◆ What is asked: From the entries that follow, gather each line holding the word "color".

Dataset rows about figures
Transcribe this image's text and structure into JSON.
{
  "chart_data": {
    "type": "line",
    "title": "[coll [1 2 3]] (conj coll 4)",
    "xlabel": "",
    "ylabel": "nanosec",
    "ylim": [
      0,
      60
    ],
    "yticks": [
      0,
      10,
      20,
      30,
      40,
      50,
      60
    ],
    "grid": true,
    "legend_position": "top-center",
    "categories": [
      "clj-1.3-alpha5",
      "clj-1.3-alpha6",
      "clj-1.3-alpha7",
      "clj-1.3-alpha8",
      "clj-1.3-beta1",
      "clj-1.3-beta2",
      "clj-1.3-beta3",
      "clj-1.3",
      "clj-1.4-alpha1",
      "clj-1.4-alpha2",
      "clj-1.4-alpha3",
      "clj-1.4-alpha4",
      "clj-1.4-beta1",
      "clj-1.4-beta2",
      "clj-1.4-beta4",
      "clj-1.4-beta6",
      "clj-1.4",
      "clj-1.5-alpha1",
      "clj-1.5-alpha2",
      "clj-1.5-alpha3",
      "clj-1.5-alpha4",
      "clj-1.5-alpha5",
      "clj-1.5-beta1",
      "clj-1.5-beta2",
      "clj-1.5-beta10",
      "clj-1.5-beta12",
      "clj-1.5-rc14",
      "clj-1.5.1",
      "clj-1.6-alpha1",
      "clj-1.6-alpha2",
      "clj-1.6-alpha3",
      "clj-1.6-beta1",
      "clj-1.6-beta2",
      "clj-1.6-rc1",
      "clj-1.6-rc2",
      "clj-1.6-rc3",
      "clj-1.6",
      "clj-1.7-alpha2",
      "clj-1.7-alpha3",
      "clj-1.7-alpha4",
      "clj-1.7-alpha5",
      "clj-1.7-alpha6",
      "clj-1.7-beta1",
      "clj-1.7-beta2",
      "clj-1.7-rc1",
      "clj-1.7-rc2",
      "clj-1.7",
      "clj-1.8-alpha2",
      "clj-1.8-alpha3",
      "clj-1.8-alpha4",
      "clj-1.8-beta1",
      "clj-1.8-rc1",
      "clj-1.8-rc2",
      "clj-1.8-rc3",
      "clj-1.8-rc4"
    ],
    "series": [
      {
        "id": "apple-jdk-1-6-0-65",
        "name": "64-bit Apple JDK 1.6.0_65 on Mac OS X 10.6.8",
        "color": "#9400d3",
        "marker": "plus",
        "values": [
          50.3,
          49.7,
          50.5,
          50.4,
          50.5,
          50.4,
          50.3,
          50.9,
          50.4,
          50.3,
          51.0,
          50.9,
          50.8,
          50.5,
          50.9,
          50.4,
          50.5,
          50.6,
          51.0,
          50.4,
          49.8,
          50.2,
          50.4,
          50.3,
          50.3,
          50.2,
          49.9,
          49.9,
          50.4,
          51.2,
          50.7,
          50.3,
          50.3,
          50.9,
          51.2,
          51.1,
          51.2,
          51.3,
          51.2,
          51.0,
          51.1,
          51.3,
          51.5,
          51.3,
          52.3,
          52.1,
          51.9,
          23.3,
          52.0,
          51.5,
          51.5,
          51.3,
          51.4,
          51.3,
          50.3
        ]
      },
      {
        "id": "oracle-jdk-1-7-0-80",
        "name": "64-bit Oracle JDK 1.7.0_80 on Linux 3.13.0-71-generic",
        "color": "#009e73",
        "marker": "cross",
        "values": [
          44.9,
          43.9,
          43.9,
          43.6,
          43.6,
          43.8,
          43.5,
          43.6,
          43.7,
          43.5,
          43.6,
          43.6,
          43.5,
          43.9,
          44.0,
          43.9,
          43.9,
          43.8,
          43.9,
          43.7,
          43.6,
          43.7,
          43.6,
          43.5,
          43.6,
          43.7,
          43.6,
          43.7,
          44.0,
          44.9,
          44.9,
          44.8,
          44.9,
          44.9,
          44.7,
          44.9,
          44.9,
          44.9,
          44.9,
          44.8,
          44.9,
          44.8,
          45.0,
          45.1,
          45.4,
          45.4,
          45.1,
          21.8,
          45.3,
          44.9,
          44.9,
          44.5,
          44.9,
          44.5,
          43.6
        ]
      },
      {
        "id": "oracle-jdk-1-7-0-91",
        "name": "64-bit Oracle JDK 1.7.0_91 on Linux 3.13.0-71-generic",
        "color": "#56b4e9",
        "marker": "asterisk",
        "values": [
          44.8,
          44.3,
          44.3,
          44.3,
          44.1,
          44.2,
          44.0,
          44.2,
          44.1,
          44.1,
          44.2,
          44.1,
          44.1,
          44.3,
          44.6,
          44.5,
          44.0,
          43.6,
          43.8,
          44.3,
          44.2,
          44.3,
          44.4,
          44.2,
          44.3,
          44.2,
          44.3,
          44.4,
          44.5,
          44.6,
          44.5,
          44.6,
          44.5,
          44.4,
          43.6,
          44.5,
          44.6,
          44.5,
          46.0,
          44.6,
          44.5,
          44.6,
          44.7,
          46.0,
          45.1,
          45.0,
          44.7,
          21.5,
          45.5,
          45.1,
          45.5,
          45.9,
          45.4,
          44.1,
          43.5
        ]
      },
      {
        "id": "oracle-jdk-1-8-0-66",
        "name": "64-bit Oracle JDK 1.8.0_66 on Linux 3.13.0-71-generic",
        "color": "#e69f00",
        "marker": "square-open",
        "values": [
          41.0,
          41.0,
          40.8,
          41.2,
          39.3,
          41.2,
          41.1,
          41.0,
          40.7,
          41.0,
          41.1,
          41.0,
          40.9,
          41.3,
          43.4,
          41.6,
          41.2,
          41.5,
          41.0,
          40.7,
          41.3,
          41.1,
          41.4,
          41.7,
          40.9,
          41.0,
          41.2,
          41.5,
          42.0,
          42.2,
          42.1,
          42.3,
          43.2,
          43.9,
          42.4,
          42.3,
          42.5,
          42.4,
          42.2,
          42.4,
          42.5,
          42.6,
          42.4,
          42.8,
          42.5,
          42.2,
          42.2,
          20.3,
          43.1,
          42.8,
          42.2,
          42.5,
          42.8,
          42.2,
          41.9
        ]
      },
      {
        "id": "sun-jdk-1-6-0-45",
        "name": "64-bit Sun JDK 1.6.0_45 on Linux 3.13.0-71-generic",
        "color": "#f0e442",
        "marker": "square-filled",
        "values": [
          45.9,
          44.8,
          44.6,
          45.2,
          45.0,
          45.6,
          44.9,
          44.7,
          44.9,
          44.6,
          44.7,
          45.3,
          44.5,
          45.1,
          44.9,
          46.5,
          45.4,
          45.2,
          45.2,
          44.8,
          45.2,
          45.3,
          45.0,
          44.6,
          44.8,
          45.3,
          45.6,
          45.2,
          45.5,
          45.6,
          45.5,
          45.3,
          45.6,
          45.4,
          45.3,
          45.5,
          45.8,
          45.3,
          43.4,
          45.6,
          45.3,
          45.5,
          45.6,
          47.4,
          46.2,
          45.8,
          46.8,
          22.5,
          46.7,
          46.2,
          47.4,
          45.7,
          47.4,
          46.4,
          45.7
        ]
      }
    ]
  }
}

◆ Result for this exercise:
        "color": "#9400d3",
        "color": "#009e73",
        "color": "#56b4e9",
        "color": "#e69f00",
        "color": "#f0e442",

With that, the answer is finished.